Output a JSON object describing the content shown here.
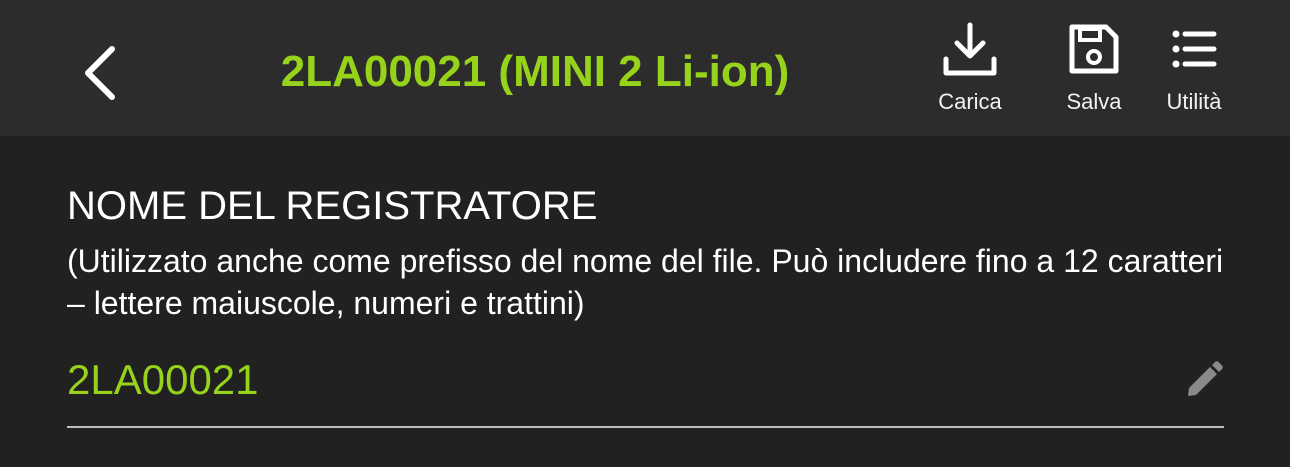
{
  "header": {
    "title": "2LA00021 (MINI 2 Li-ion)",
    "back_icon": "chevron-left-icon",
    "actions": [
      {
        "label": "Carica",
        "icon": "download-icon"
      },
      {
        "label": "Salva",
        "icon": "save-icon"
      },
      {
        "label": "Utilità",
        "icon": "list-icon"
      }
    ]
  },
  "recorder_name": {
    "title": "NOME DEL REGISTRATORE",
    "description": "(Utilizzato anche come prefisso del nome del file. Può includere fino a 12 caratteri – lettere maiuscole, numeri e trattini)",
    "value": "2LA00021",
    "edit_icon": "pencil-icon"
  },
  "colors": {
    "accent": "#97d31a",
    "background": "#212121",
    "header_background": "#2c2c2c",
    "text": "#ffffff",
    "icon_muted": "#8a8a8a"
  }
}
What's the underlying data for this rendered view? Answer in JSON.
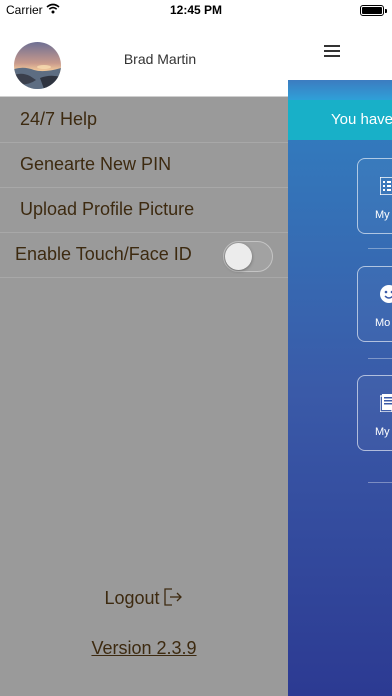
{
  "status_bar": {
    "carrier": "Carrier",
    "time": "12:45 PM"
  },
  "drawer": {
    "user_name": "Brad Martin",
    "menu_items": [
      {
        "label": "24/7 Help"
      },
      {
        "label": "Genearte New PIN"
      },
      {
        "label": "Upload Profile Picture"
      },
      {
        "label": "Enable Touch/Face ID",
        "toggle_on": false
      }
    ],
    "logout_label": "Logout",
    "version_label": "Version 2.3.9"
  },
  "main": {
    "banner_text": "You have",
    "tiles": [
      {
        "icon": "grid-icon",
        "label": "My"
      },
      {
        "icon": "smiley-icon",
        "label": "Mo"
      },
      {
        "icon": "document-icon",
        "label": "My C"
      }
    ]
  },
  "colors": {
    "drawer_bg": "#9a9a9a",
    "menu_text": "#3d2a10",
    "banner_bg": "#18b0c8",
    "gradient_top": "#2f88c6",
    "gradient_bottom": "#2c3a92"
  }
}
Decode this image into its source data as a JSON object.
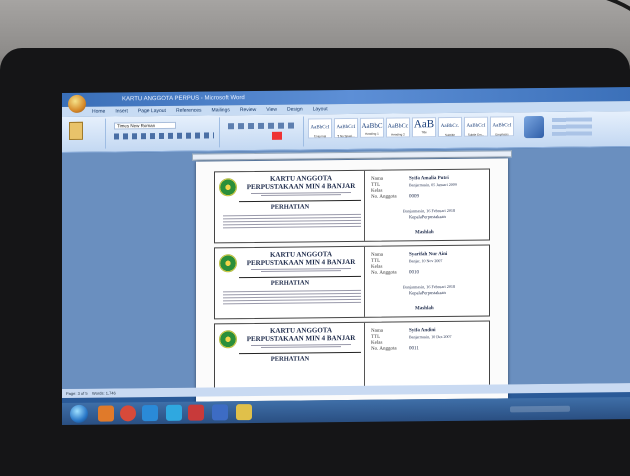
{
  "window": {
    "title": "KARTU ANGGOTA PERPUS - Microsoft Word",
    "tabs": [
      "Home",
      "Insert",
      "Page Layout",
      "References",
      "Mailings",
      "Review",
      "View",
      "Design",
      "Layout"
    ]
  },
  "ribbon": {
    "font_name": "Times New Roman",
    "styles": [
      {
        "preview": "AaBbCcI",
        "name": "¶ Normal"
      },
      {
        "preview": "AaBbCcI",
        "name": "¶ No Spaci..."
      },
      {
        "preview": "AaBbC",
        "name": "Heading 1"
      },
      {
        "preview": "AaBbCc",
        "name": "Heading 2"
      },
      {
        "preview": "AaB",
        "name": "Title"
      },
      {
        "preview": "AaBbCc.",
        "name": "Subtitle"
      },
      {
        "preview": "AaBbCcI",
        "name": "Subtle Em..."
      },
      {
        "preview": "AaBbCcI",
        "name": "Emphasis"
      }
    ]
  },
  "cards": [
    {
      "title1": "KARTU ANGGOTA",
      "title2": "PERPUSTAKAAN MIN 4 BANJAR",
      "perhatian": "PERHATIAN",
      "labels": [
        "Nama",
        "TTL",
        "Kelas",
        "No. Anggota"
      ],
      "values": [
        "Syifa Amalia Putri",
        "Banjarmasin, 05 Januari 2009",
        "",
        "0009"
      ],
      "footer_place": "Banjarmasin, 16 Februari 2018",
      "footer_role": "KepalaPerpustakaan",
      "footer_name": "Mashlah"
    },
    {
      "title1": "KARTU ANGGOTA",
      "title2": "PERPUSTAKAAN MIN 4 BANJAR",
      "perhatian": "PERHATIAN",
      "labels": [
        "Nama",
        "TTL",
        "Kelas",
        "No. Anggota"
      ],
      "values": [
        "Syarifah Nur Aini",
        "Banjar, 10 Nov 2007",
        "",
        "0010"
      ],
      "footer_place": "Banjarmasin, 16 Februari 2018",
      "footer_role": "KepalaPerpustakaan",
      "footer_name": "Mashlah"
    },
    {
      "title1": "KARTU ANGGOTA",
      "title2": "PERPUSTAKAAN MIN 4 BANJAR",
      "perhatian": "PERHATIAN",
      "labels": [
        "Nama",
        "TTL",
        "Kelas",
        "No. Anggota"
      ],
      "values": [
        "Syifa Andini",
        "Banjarmasin, 10 Des 2007",
        "",
        "0011"
      ]
    }
  ],
  "status": {
    "page": "Page: 3 of 5",
    "words": "Words: 1,746"
  }
}
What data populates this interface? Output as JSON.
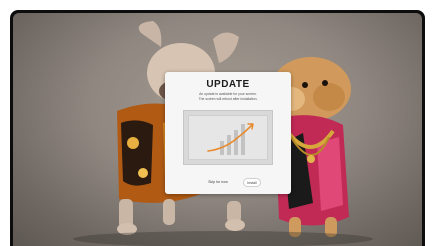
{
  "dialog": {
    "title": "UPDATE",
    "description_line1": "An update is available for your screen.",
    "description_line2": "The screen will reboot after installation.",
    "skip_label": "Skip for now",
    "install_label": "Install"
  },
  "colors": {
    "accent": "#e8892b",
    "dialog_bg": "#f6f6f6",
    "screen_bezel": "#0d0d0d"
  },
  "icons": {
    "illustration": "growth-chart-icon"
  }
}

########################################

Your task is to return the entries above exactly, with no pictures.

Output a JSON object describing the content shown here.
{
  "header": {
    "title": "2LA00021 (MINI 2 Li-ion)",
    "back_icon": "chevron-left-icon",
    "actions": [
      {
        "label": "Carica",
        "icon": "download-icon"
      },
      {
        "label": "Salva",
        "icon": "save-icon"
      },
      {
        "label": "Utilità",
        "icon": "list-icon"
      }
    ]
  },
  "recorder_name": {
    "title": "NOME DEL REGISTRATORE",
    "description": "(Utilizzato anche come prefisso del nome del file. Può includere fino a 12 caratteri – lettere maiuscole, numeri e trattini)",
    "value": "2LA00021",
    "edit_icon": "pencil-icon"
  },
  "colors": {
    "accent": "#97d31a",
    "background": "#212121",
    "header_background": "#2c2c2c",
    "text": "#ffffff",
    "icon_muted": "#8a8a8a"
  }
}
What's the underlying data for this rendered view? Answer in JSON.
{
  "status_bar": {
    "carrier": "Carrier",
    "time": "12:45 PM"
  },
  "drawer": {
    "user_name": "Brad Martin",
    "menu_items": [
      {
        "label": "24/7 Help"
      },
      {
        "label": "Genearte New PIN"
      },
      {
        "label": "Upload Profile Picture"
      },
      {
        "label": "Enable Touch/Face ID",
        "toggle_on": false
      }
    ],
    "logout_label": "Logout",
    "version_label": "Version 2.3.9"
  },
  "main": {
    "banner_text": "You have",
    "tiles": [
      {
        "icon": "grid-icon",
        "label": "My"
      },
      {
        "icon": "smiley-icon",
        "label": "Mo"
      },
      {
        "icon": "document-icon",
        "label": "My C"
      }
    ]
  },
  "colors": {
    "drawer_bg": "#9a9a9a",
    "menu_text": "#3d2a10",
    "banner_bg": "#18b0c8",
    "gradient_top": "#2f88c6",
    "gradient_bottom": "#2c3a92"
  }
}
Decode this image into its source data as a JSON object.
{
  "window": {
    "title": "KARTU ANGGOTA PERPUS - Microsoft Word",
    "tabs": [
      "Home",
      "Insert",
      "Page Layout",
      "References",
      "Mailings",
      "Review",
      "View",
      "Design",
      "Layout"
    ]
  },
  "ribbon": {
    "font_name": "Times New Roman",
    "styles": [
      {
        "preview": "AaBbCcI",
        "name": "¶ Normal"
      },
      {
        "preview": "AaBbCcI",
        "name": "¶ No Spaci..."
      },
      {
        "preview": "AaBbC",
        "name": "Heading 1"
      },
      {
        "preview": "AaBbCc",
        "name": "Heading 2"
      },
      {
        "preview": "AaB",
        "name": "Title"
      },
      {
        "preview": "AaBbCc.",
        "name": "Subtitle"
      },
      {
        "preview": "AaBbCcI",
        "name": "Subtle Em..."
      },
      {
        "preview": "AaBbCcI",
        "name": "Emphasis"
      }
    ]
  },
  "cards": [
    {
      "title1": "KARTU ANGGOTA",
      "title2": "PERPUSTAKAAN MIN 4 BANJAR",
      "perhatian": "PERHATIAN",
      "labels": [
        "Nama",
        "TTL",
        "Kelas",
        "No. Anggota"
      ],
      "values": [
        "Syifa Amalia Putri",
        "Banjarmasin, 05 Januari 2009",
        "",
        "0009"
      ],
      "footer_place": "Banjarmasin, 16 Februari 2018",
      "footer_role": "KepalaPerpustakaan",
      "footer_name": "Mashlah"
    },
    {
      "title1": "KARTU ANGGOTA",
      "title2": "PERPUSTAKAAN MIN 4 BANJAR",
      "perhatian": "PERHATIAN",
      "labels": [
        "Nama",
        "TTL",
        "Kelas",
        "No. Anggota"
      ],
      "values": [
        "Syarifah Nur Aini",
        "Banjar, 10 Nov 2007",
        "",
        "0010"
      ],
      "footer_place": "Banjarmasin, 16 Februari 2018",
      "footer_role": "KepalaPerpustakaan",
      "footer_name": "Mashlah"
    },
    {
      "title1": "KARTU ANGGOTA",
      "title2": "PERPUSTAKAAN MIN 4 BANJAR",
      "perhatian": "PERHATIAN",
      "labels": [
        "Nama",
        "TTL",
        "Kelas",
        "No. Anggota"
      ],
      "values": [
        "Syifa Andini",
        "Banjarmasin, 10 Des 2007",
        "",
        "0011"
      ]
    }
  ],
  "status": {
    "page": "Page: 3 of 5",
    "words": "Words: 1,746"
  }
}
What data populates this interface? Output as JSON.
{
  "dialog": {
    "title": "UPDATE",
    "description_line1": "An update is available for your screen.",
    "description_line2": "The screen will reboot after installation.",
    "skip_label": "Skip for now",
    "install_label": "Install"
  },
  "colors": {
    "accent": "#e8892b",
    "dialog_bg": "#f6f6f6",
    "screen_bezel": "#0d0d0d"
  },
  "icons": {
    "illustration": "growth-chart-icon"
  }
}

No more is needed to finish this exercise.